__TASK BRIEF__.
Output every entry exactly as written, skipping any pictures.
>>>>
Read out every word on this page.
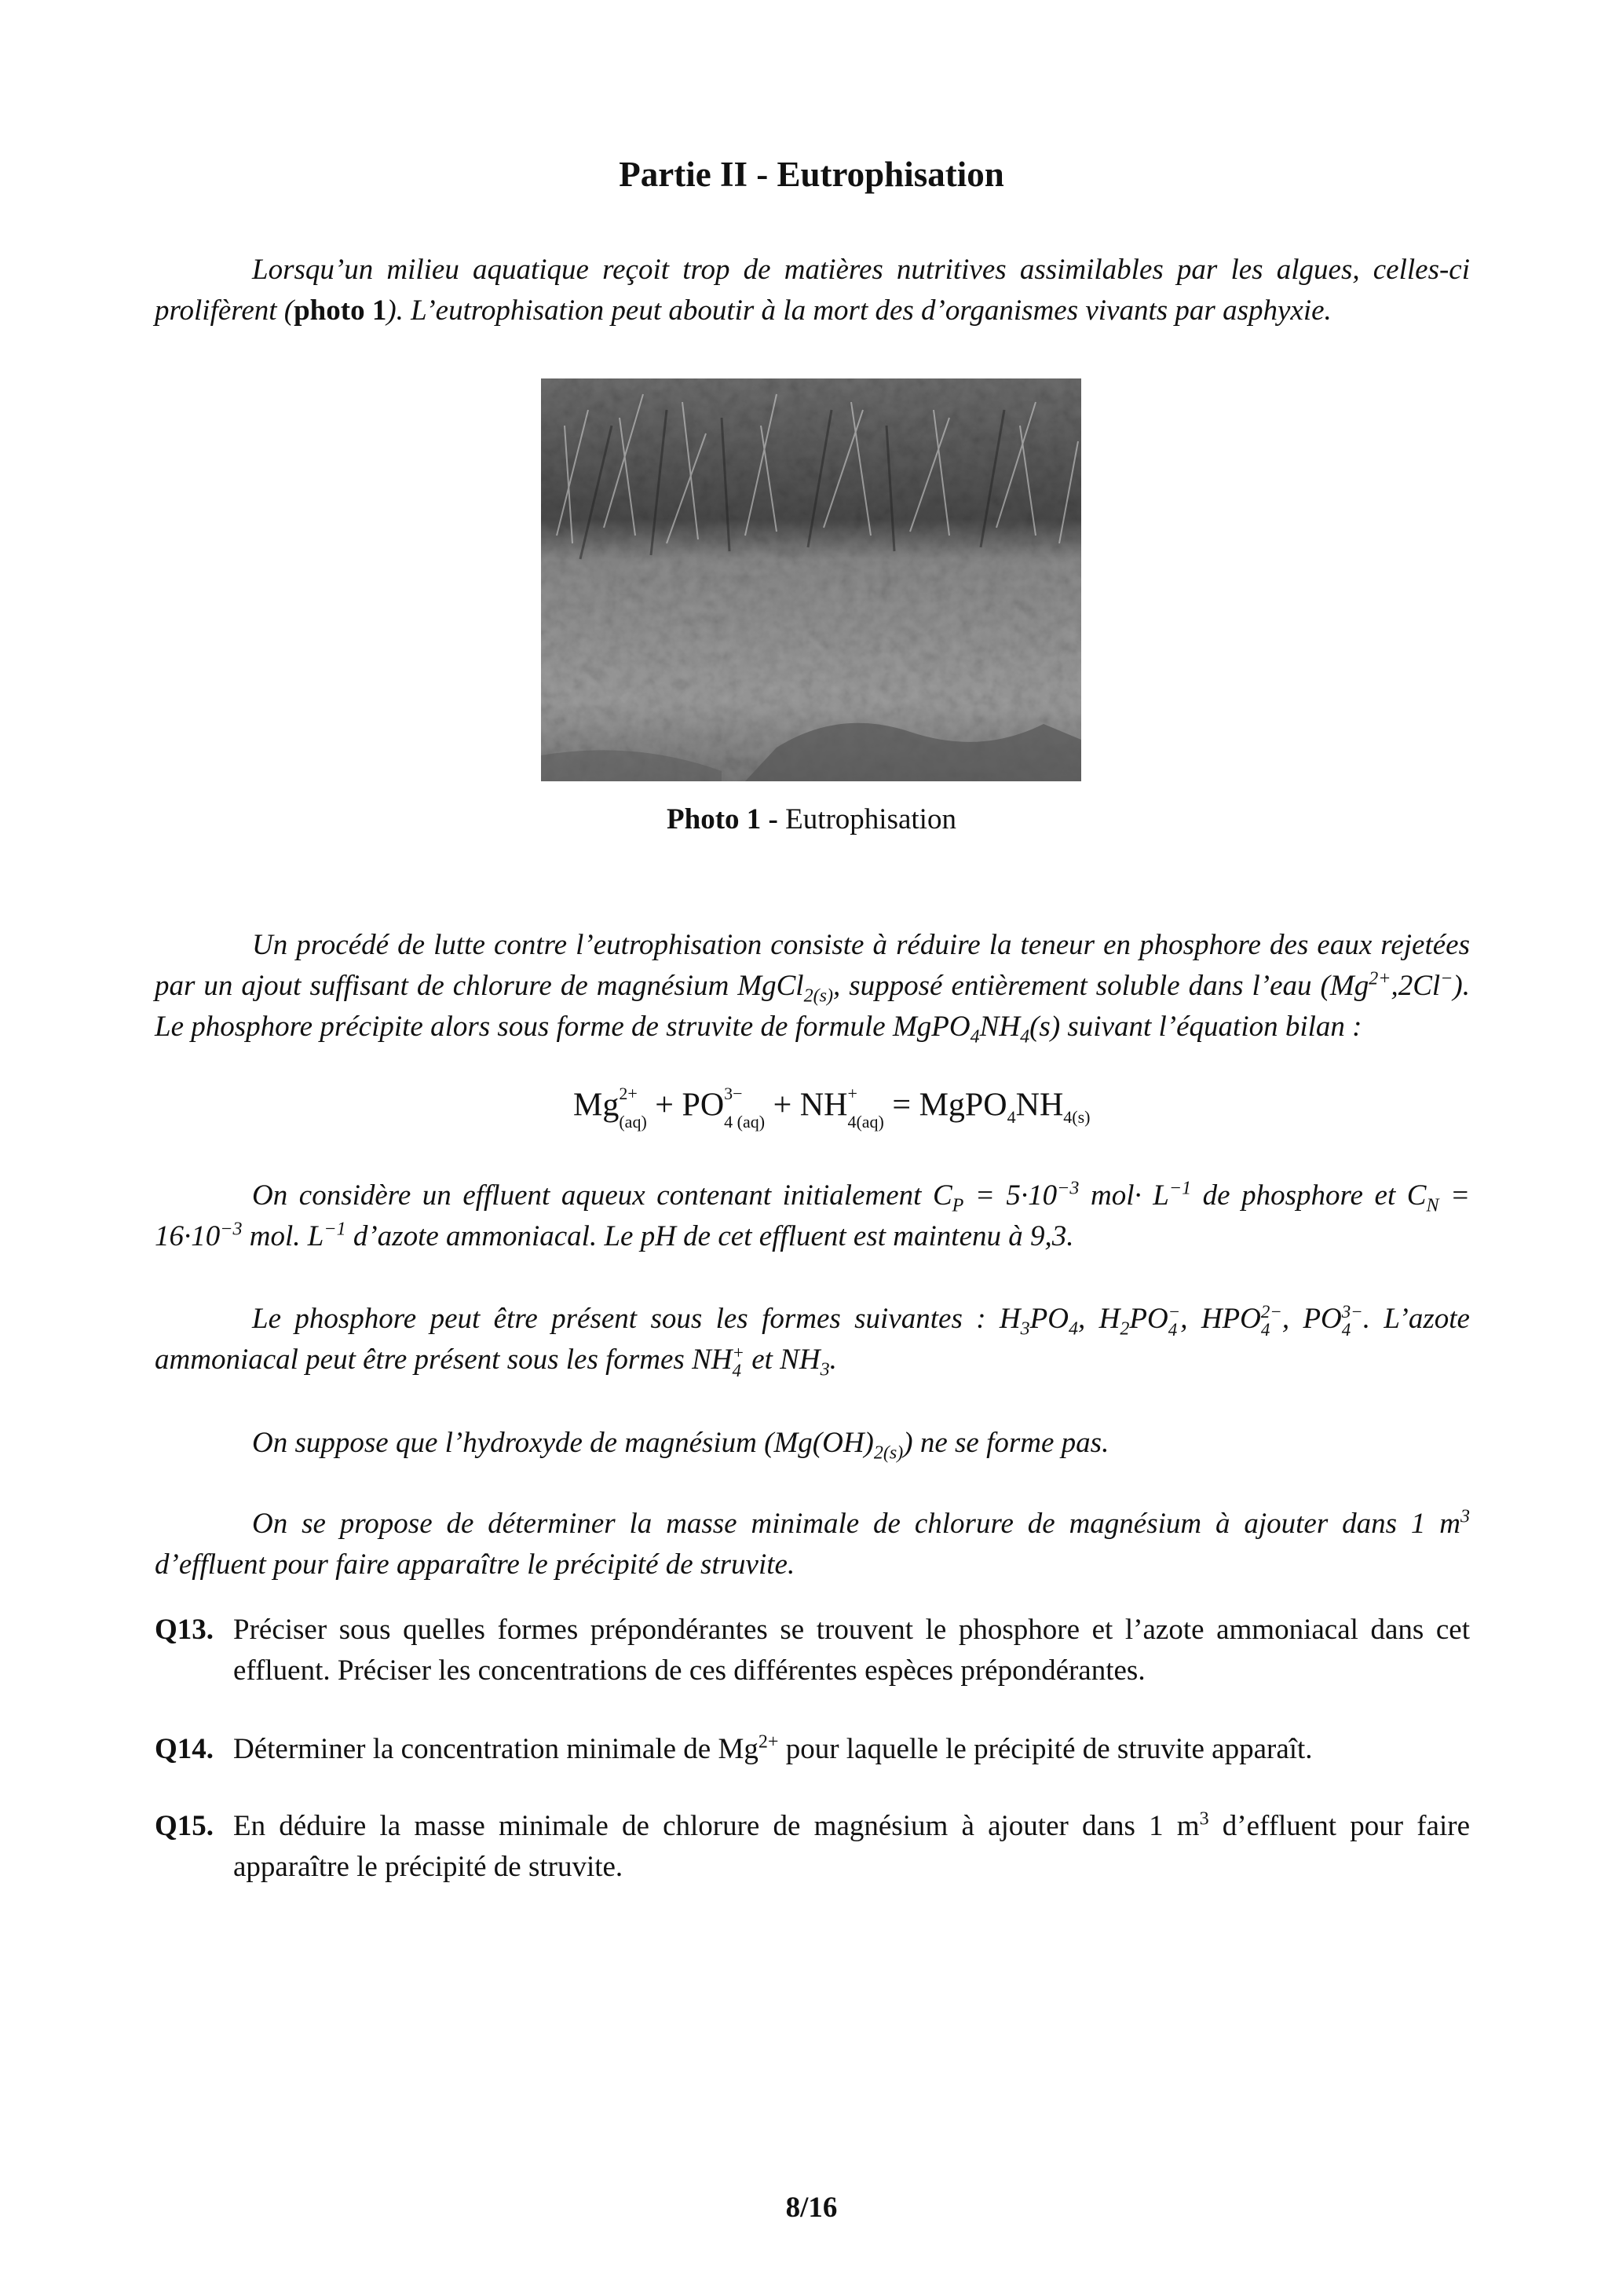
Partie II - Eutrophisation
Lorsqu’un milieu aquatique reçoit trop de matières nutritives assimilables par les algues, celles-ci prolifèrent (photo 1). L’eutrophisation peut aboutir à la mort des d’organismes vivants par asphyxie.
Photo 1 - Eutrophisation
Un procédé de lutte contre l’eutrophisation consiste à réduire la teneur en phosphore des eaux rejetées par un ajout suffisant de chlorure de magnésium MgCl$_{2(s)}$, supposé entièrement soluble dans l’eau $(Mg^{2+},2Cl^-)$. Le phosphore précipite alors sous forme de struvite de formule $MgPO_4NH_4(s)$ suivant l’équation bilan :
Mg 2+
(aq) + PO 3−
4 (aq) + NH +
$4(aq) = MgPO_4NH_{4(s)}$
On considère un effluent aqueux contenant initialement $C_P = 5\cdot 10^{-3}$ $mol\cdot L^{-1}$ de phosphore et $C_N = 16\cdot 10^{-3}$ mol. $L^{-1}$ d’azote ammoniacal. Le pH de cet effluent est maintenu à 9,3.
Le phosphore peut être présent sous les formes suivantes : $H_3PO_4$, $H_2PO$ −
4 , HPO 2−
4 , PO 3−
4 . L’azote ammoniacal peut être présent sous les formes NH +
4 et $NH_3$.
On suppose que l’hydroxyde de magnésium $(Mg(OH)_{2(s)})$ ne se forme pas.
On se propose de déterminer la masse minimale de chlorure de magnésium à ajouter dans 1 $m^3$ d’effluent pour faire apparaître le précipité de struvite.
Q13. Préciser sous quelles formes prépondérantes se trouvent le phosphore et l’azote ammoniacal dans cet effluent. Préciser les concentrations de ces différentes espèces prépondérantes.
Q14. Déterminer la concentration minimale de $Mg^{2+}$ pour laquelle le précipité de struvite apparaît.
Q15. En déduire la masse minimale de chlorure de magnésium à ajouter dans 1 $m^3$ d’effluent pour faire apparaître le précipité de struvite.
8/16
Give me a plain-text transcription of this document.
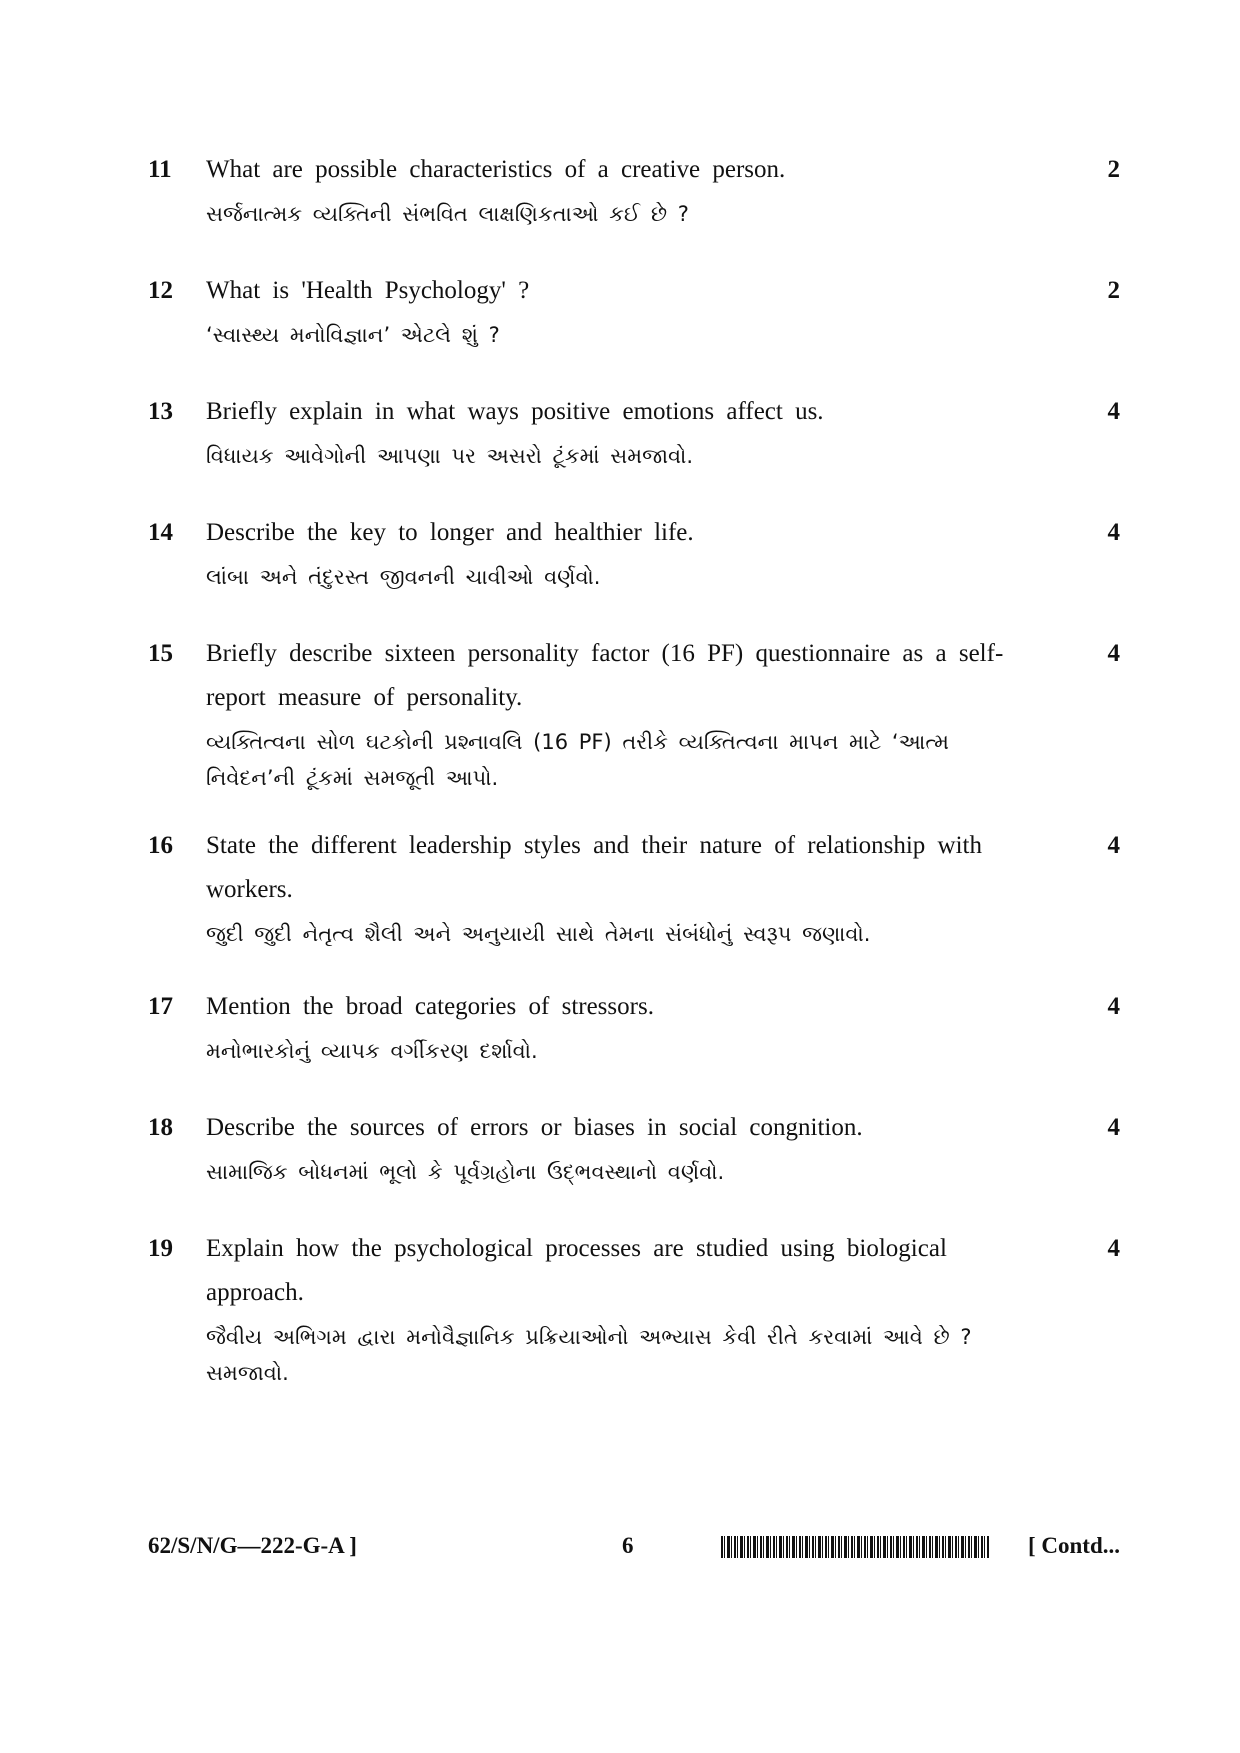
11 What are possible characteristics of a creative person.

સર્જનાત્મક વ્યક્તિની સંભવિત લાક્ષણિકતાઓ કઈ છે ?

2
12 What is 'Health Psychology' ?

‘સ્વાસ્થ્ય મનોવિજ્ઞાન’ એટલે શું ?

2
13 Briefly explain in what ways positive emotions affect us.

વિધાયક આવેગોની આપણા પર અસરો ટૂંકમાં સમજાવો.

4
14 Describe the key to longer and healthier life.

લાંબા અને તંદુરસ્ત જીવનની ચાવીઓ વર્ણવો.

4
15 Briefly describe sixteen personality factor (16 PF) questionnaire as a self-report measure of personality.

વ્યક્તિત્વના સોળ ઘટકોની પ્રશ્નાવલિ (16 PF) તરીકે વ્યક્તિત્વના માપન માટે ‘આત્મ નિવેદન’ની ટૂંકમાં સમજૂતી આપો.

4
16 State the different leadership styles and their nature of relationship with workers.

જુદી જુદી નેતૃત્વ શૈલી અને અનુયાયી સાથે તેમના સંબંધોનું સ્વરૂપ જણાવો.

4
17 Mention the broad categories of stressors.

મનોભારકોનું વ્યાપક વર્ગીકરણ દર્શાવો.

4
18 Describe the sources of errors or biases in social congnition.

સામાજિક બોધનમાં ભૂલો કે પૂર્વગ્રહોના ઉદ્ભવસ્થાનો વર્ણવો.

4
19 Explain how the psychological processes are studied using biological approach.

જૈવીય અભિગમ દ્વારા મનોવૈજ્ઞાનિક પ્રક્રિયાઓનો અભ્યાસ કેવી રીતે કરવામાં આવે છે ? સમજાવો.

4
62/S/N/G—222-G-A ]	6	[ Contd...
<<<<
__WRITTEN SOLUTION__.
Read out every word on this page.
Partie II - Eutrophisation
Lorsqu’un milieu aquatique reçoit trop de matières nutritives assimilables par les algues, celles-ci prolifèrent (photo 1). L’eutrophisation peut aboutir à la mort des d’organismes vivants par asphyxie.
Photo 1 - Eutrophisation
Un procédé de lutte contre l’eutrophisation consiste à réduire la teneur en phosphore des eaux rejetées par un ajout suffisant de chlorure de magnésium MgCl$_{2(s)}$, supposé entièrement soluble dans l’eau $(Mg^{2+},2Cl^-)$. Le phosphore précipite alors sous forme de struvite de formule $MgPO_4NH_4(s)$ suivant l’équation bilan :
Mg 2+
(aq) + PO 3−
4 (aq) + NH +
$4(aq) = MgPO_4NH_{4(s)}$
On considère un effluent aqueux contenant initialement $C_P = 5\cdot 10^{-3}$ $mol\cdot L^{-1}$ de phosphore et $C_N = 16\cdot 10^{-3}$ mol. $L^{-1}$ d’azote ammoniacal. Le pH de cet effluent est maintenu à 9,3.
Le phosphore peut être présent sous les formes suivantes : $H_3PO_4$, $H_2PO$ −
4 , HPO 2−
4 , PO 3−
4 . L’azote ammoniacal peut être présent sous les formes NH +
4 et $NH_3$.
On suppose que l’hydroxyde de magnésium $(Mg(OH)_{2(s)})$ ne se forme pas.
On se propose de déterminer la masse minimale de chlorure de magnésium à ajouter dans 1 $m^3$ d’effluent pour faire apparaître le précipité de struvite.
Q13. Préciser sous quelles formes prépondérantes se trouvent le phosphore et l’azote ammoniacal dans cet effluent. Préciser les concentrations de ces différentes espèces prépondérantes.
Q14. Déterminer la concentration minimale de $Mg^{2+}$ pour laquelle le précipité de struvite apparaît.
Q15. En déduire la masse minimale de chlorure de magnésium à ajouter dans 1 $m^3$ d’effluent pour faire apparaître le précipité de struvite.
8/16
Give me a plain-text transcription of this document.
11 What are possible characteristics of a creative person.

સર્જનાત્મક વ્યક્તિની સંભવિત લાક્ષણિકતાઓ કઈ છે ?

2
12 What is 'Health Psychology' ?

‘સ્વાસ્થ્ય મનોવિજ્ઞાન’ એટલે શું ?

2
13 Briefly explain in what ways positive emotions affect us.

વિધાયક આવેગોની આપણા પર અસરો ટૂંકમાં સમજાવો.

4
14 Describe the key to longer and healthier life.

લાંબા અને તંદુરસ્ત જીવનની ચાવીઓ વર્ણવો.

4
15 Briefly describe sixteen personality factor (16 PF) questionnaire as a self-report measure of personality.

વ્યક્તિત્વના સોળ ઘટકોની પ્રશ્નાવલિ (16 PF) તરીકે વ્યક્તિત્વના માપન માટે ‘આત્મ નિવેદન’ની ટૂંકમાં સમજૂતી આપો.

4
16 State the different leadership styles and their nature of relationship with workers.

જુદી જુદી નેતૃત્વ શૈલી અને અનુયાયી સાથે તેમના સંબંધોનું સ્વરૂપ જણાવો.

4
17 Mention the broad categories of stressors.

મનોભારકોનું વ્યાપક વર્ગીકરણ દર્શાવો.

4
18 Describe the sources of errors or biases in social congnition.

સામાજિક બોધનમાં ભૂલો કે પૂર્વગ્રહોના ઉદ્ભવસ્થાનો વર્ણવો.

4
19 Explain how the psychological processes are studied using biological approach.

જૈવીય અભિગમ દ્વારા મનોવૈજ્ઞાનિક પ્રક્રિયાઓનો અભ્યાસ કેવી રીતે કરવામાં આવે છે ? સમજાવો.

4
62/S/N/G—222-G-A ]	6	[ Contd...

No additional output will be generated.